• **WRITTEN TASK**
Your job is to restate each entry word for word.
## start ENTRIES PROVIDED
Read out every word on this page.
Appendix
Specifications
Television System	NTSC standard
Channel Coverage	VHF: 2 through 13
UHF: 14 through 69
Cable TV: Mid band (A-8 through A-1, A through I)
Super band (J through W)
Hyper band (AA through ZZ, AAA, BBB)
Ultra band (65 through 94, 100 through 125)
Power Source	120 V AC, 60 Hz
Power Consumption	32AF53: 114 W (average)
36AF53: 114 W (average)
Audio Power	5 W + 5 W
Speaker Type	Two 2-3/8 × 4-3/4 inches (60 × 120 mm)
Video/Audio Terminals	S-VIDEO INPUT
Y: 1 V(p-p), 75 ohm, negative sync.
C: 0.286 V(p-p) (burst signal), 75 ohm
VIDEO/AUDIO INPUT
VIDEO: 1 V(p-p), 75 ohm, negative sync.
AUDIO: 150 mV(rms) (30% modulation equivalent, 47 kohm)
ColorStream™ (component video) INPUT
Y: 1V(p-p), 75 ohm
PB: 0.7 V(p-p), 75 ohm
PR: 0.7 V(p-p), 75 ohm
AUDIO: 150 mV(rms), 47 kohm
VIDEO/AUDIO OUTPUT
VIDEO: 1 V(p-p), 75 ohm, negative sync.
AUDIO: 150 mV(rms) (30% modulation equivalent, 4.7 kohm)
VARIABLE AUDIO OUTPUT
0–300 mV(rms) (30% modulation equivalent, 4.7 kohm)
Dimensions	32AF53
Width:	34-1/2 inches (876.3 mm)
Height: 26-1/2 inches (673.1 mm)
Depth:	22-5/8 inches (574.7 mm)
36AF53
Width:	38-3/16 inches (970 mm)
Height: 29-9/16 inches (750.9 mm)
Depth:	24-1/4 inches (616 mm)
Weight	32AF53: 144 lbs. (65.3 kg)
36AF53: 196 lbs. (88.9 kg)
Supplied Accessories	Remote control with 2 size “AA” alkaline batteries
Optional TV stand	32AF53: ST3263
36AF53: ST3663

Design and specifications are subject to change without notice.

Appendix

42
## end ENTRIES PROVIDED
• **TASK SOLUTION**
Read out every word on this page.
Appendix
Specifications
Television System	NTSC standard
Channel Coverage	VHF: 2 through 13
UHF: 14 through 69
Cable TV: Mid band (A-8 through A-1, A through I)
Super band (J through W)
Hyper band (AA through ZZ, AAA, BBB)
Ultra band (65 through 94, 100 through 125)
Power Source	120 V AC, 60 Hz
Power Consumption	32AF53: 114 W (average)
36AF53: 114 W (average)
Audio Power	5 W + 5 W
Speaker Type	Two 2-3/8 × 4-3/4 inches (60 × 120 mm)
Video/Audio Terminals	S-VIDEO INPUT
Y: 1 V(p-p), 75 ohm, negative sync.
C: 0.286 V(p-p) (burst signal), 75 ohm
VIDEO/AUDIO INPUT
VIDEO: 1 V(p-p), 75 ohm, negative sync.
AUDIO: 150 mV(rms) (30% modulation equivalent, 47 kohm)
ColorStream™ (component video) INPUT
Y: 1V(p-p), 75 ohm
PB: 0.7 V(p-p), 75 ohm
PR: 0.7 V(p-p), 75 ohm
AUDIO: 150 mV(rms), 47 kohm
VIDEO/AUDIO OUTPUT
VIDEO: 1 V(p-p), 75 ohm, negative sync.
AUDIO: 150 mV(rms) (30% modulation equivalent, 4.7 kohm)
VARIABLE AUDIO OUTPUT
0–300 mV(rms) (30% modulation equivalent, 4.7 kohm)
Dimensions	32AF53
Width:	34-1/2 inches (876.3 mm)
Height: 26-1/2 inches (673.1 mm)
Depth:	22-5/8 inches (574.7 mm)
36AF53
Width:	38-3/16 inches (970 mm)
Height: 29-9/16 inches (750.9 mm)
Depth:	24-1/4 inches (616 mm)
Weight	32AF53: 144 lbs. (65.3 kg)
36AF53: 196 lbs. (88.9 kg)
Supplied Accessories	Remote control with 2 size “AA” alkaline batteries
Optional TV stand	32AF53: ST3263
36AF53: ST3663

Design and specifications are subject to change without notice.

Appendix

42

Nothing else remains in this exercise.